What is required:
From the listing below, extract every line in which the word "Tech" appears.

— Start —

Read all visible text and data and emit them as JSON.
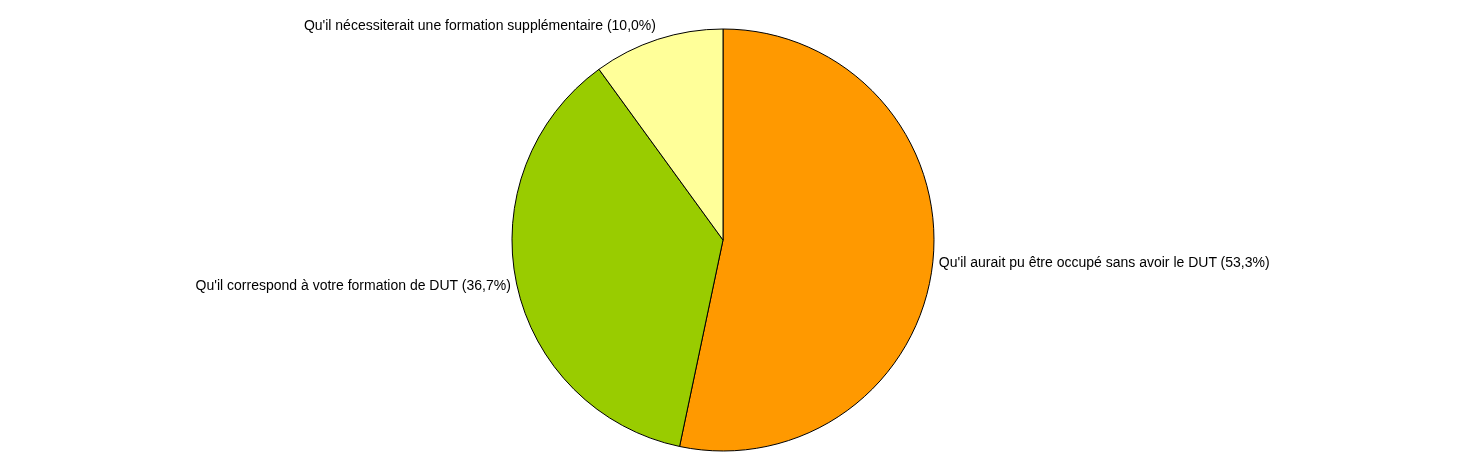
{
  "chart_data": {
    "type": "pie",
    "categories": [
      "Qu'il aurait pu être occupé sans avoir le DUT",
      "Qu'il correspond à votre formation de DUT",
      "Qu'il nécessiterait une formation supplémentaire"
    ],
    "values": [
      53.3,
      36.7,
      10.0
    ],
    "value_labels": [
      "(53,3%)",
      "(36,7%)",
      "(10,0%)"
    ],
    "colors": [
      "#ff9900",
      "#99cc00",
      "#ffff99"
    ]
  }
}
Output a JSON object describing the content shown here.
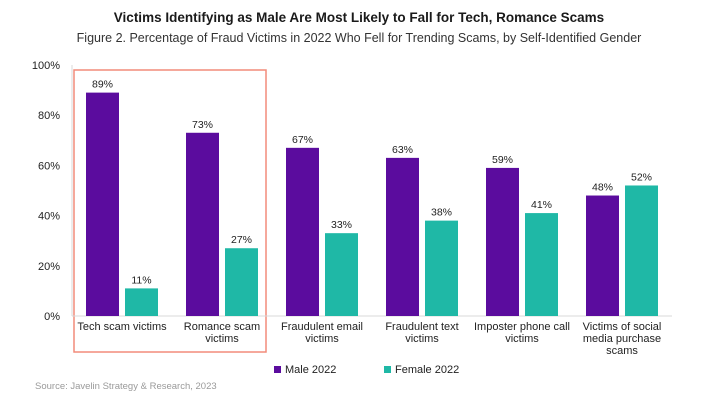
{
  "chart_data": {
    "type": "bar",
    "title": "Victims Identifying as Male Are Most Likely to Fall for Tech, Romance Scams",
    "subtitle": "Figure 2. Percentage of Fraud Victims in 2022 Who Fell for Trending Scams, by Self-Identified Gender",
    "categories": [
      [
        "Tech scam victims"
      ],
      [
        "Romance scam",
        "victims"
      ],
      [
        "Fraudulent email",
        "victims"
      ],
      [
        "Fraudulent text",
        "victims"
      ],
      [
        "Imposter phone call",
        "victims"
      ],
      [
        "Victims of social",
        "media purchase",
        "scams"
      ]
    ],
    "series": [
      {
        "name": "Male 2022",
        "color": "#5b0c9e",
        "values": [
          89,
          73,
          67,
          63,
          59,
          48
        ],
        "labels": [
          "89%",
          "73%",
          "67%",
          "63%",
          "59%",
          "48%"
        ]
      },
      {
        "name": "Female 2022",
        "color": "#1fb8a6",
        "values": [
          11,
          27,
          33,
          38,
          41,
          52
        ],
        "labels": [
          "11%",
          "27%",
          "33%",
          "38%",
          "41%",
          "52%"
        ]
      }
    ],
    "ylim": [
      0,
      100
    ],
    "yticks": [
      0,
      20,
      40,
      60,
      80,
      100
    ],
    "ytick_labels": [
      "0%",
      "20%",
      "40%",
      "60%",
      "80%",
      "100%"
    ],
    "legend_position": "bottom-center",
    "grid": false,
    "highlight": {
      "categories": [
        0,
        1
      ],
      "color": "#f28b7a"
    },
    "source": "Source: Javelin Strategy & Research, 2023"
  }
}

— End —

Solution for this task:
    "title": "Victims Identifying as Male Are Most Likely to Fall for Tech, Romance Scams",
        "Tech scam victims"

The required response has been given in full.